*SET EXERCISE:* What is the number of lines containing the word "Prost"? Please answer with that number and nothing more.

┌─ PROVIDED DATA

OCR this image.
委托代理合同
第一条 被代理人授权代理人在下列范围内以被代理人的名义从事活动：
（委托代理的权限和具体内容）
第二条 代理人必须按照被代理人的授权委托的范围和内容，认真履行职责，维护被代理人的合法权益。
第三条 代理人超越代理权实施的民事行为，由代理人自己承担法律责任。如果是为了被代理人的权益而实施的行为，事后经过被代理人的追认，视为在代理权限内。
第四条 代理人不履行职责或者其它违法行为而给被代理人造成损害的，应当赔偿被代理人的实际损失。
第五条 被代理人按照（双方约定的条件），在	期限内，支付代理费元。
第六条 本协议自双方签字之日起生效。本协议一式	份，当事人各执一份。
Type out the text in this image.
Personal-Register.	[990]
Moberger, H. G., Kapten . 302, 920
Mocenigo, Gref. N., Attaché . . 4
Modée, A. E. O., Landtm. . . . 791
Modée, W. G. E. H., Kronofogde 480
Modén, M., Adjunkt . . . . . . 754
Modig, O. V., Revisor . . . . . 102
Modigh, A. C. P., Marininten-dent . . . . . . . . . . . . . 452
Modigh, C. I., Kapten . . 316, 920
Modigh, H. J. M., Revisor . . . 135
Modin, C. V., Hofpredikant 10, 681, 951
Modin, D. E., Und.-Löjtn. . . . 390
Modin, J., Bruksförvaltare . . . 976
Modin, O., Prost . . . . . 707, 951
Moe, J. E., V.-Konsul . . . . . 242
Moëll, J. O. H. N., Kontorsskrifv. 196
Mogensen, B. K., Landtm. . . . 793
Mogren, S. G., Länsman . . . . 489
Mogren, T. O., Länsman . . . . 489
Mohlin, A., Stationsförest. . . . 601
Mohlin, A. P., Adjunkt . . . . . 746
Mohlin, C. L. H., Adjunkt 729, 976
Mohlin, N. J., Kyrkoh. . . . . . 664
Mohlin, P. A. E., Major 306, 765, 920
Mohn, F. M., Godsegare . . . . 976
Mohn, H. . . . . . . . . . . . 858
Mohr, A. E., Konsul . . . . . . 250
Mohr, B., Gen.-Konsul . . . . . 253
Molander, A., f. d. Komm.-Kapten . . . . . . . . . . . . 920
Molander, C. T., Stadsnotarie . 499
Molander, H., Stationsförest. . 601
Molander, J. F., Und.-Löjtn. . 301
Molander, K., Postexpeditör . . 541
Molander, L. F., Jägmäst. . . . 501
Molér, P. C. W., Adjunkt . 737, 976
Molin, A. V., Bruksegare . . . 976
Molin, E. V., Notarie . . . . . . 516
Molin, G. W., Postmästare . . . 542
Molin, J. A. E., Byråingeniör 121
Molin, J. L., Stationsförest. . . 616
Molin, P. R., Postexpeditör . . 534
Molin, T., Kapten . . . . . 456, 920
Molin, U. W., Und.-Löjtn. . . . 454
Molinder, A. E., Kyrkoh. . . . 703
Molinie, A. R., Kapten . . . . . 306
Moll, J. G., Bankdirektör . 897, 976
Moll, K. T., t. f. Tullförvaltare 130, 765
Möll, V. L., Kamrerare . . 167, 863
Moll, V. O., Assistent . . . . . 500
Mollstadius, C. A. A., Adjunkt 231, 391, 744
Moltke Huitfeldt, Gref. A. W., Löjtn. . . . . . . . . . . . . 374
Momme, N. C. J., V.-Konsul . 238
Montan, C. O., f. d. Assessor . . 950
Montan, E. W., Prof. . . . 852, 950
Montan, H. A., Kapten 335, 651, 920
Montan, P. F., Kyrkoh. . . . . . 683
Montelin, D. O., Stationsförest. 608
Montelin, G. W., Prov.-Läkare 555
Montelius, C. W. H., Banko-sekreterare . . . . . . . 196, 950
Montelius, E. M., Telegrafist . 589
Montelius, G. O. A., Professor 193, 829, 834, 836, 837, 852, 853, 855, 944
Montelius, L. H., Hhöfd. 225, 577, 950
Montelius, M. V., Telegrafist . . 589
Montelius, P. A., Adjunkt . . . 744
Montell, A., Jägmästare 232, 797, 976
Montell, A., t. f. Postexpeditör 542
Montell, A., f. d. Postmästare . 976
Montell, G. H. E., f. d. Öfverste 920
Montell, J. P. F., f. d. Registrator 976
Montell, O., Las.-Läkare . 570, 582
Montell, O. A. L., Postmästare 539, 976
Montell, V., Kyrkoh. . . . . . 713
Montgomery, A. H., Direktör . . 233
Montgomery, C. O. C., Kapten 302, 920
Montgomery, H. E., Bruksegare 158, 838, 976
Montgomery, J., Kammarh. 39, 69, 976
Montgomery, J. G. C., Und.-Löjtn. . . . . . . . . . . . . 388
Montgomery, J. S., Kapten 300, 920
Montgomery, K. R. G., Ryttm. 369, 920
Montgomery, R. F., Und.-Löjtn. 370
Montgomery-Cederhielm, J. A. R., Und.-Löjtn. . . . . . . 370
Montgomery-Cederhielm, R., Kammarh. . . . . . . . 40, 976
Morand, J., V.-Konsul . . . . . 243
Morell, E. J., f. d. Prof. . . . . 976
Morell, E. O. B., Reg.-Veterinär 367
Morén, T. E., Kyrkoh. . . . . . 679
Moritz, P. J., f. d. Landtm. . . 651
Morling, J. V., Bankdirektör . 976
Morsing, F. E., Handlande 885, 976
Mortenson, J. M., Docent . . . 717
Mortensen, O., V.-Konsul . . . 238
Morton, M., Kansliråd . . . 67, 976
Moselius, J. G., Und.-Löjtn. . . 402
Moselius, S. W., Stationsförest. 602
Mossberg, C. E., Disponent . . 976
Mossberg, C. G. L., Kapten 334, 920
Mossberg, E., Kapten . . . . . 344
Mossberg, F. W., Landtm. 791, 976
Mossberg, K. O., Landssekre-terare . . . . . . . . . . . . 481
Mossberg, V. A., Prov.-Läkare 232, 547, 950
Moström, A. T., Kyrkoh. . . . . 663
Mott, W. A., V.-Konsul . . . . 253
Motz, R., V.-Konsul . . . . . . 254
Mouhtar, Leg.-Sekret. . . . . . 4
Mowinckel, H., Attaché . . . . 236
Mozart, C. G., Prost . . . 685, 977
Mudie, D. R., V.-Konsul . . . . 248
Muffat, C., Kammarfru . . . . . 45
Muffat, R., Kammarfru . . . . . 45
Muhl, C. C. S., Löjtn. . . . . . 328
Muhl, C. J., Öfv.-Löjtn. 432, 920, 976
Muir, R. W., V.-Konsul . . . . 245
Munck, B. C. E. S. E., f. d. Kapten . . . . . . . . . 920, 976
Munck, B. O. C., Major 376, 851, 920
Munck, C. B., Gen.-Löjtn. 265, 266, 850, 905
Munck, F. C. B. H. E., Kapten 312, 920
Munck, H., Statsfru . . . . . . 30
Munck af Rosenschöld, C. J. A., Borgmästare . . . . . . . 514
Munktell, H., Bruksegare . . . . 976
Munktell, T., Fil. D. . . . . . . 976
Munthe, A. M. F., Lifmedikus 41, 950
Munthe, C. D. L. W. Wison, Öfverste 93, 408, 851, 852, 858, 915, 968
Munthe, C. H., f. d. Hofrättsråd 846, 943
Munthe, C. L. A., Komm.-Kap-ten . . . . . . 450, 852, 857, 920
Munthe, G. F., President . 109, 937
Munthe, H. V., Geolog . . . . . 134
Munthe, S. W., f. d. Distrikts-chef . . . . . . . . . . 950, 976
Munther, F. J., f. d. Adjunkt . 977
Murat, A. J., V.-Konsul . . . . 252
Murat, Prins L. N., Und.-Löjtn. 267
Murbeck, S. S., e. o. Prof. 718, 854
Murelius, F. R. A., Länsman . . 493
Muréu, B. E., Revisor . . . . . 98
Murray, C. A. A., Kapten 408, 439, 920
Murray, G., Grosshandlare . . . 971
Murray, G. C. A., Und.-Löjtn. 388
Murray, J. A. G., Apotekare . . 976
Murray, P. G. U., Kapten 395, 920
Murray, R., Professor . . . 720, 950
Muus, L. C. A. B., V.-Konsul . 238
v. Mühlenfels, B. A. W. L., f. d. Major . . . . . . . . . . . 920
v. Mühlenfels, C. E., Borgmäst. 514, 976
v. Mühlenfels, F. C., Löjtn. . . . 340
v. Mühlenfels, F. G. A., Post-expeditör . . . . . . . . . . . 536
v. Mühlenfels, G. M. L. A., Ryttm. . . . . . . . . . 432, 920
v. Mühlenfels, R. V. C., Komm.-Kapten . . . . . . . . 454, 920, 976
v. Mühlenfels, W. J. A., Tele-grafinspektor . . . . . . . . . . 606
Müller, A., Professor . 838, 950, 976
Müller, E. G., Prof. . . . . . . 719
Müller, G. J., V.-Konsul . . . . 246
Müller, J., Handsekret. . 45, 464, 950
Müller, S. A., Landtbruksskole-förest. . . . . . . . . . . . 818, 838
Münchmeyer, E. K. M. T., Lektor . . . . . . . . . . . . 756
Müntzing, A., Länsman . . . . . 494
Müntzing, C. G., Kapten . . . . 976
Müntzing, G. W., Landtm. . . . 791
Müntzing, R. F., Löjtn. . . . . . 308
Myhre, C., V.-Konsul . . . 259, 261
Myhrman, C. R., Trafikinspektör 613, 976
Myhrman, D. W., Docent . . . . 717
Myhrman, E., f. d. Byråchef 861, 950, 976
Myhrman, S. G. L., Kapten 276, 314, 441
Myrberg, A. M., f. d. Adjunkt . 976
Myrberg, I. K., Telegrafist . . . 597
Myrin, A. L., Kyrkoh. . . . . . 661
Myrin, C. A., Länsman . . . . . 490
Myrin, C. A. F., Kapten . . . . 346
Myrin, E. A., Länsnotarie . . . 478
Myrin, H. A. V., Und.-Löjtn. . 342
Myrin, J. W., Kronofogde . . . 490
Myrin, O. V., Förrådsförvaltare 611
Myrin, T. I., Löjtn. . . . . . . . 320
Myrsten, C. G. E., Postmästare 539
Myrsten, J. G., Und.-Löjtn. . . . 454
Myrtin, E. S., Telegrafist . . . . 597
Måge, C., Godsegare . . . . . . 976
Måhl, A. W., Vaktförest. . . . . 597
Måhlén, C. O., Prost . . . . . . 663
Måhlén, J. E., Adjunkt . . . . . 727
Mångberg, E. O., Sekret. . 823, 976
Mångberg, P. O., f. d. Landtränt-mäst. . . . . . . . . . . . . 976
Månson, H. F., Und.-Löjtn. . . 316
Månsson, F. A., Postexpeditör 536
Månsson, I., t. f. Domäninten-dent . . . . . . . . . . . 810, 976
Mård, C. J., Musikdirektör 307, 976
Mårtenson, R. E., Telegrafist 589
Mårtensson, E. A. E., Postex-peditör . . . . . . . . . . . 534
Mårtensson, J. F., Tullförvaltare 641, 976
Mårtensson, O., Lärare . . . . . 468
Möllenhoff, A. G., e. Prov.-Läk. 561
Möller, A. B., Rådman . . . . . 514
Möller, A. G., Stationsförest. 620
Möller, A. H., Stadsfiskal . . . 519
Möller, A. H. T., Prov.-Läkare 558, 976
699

└─

*COMPLETE OUTPUT:* 3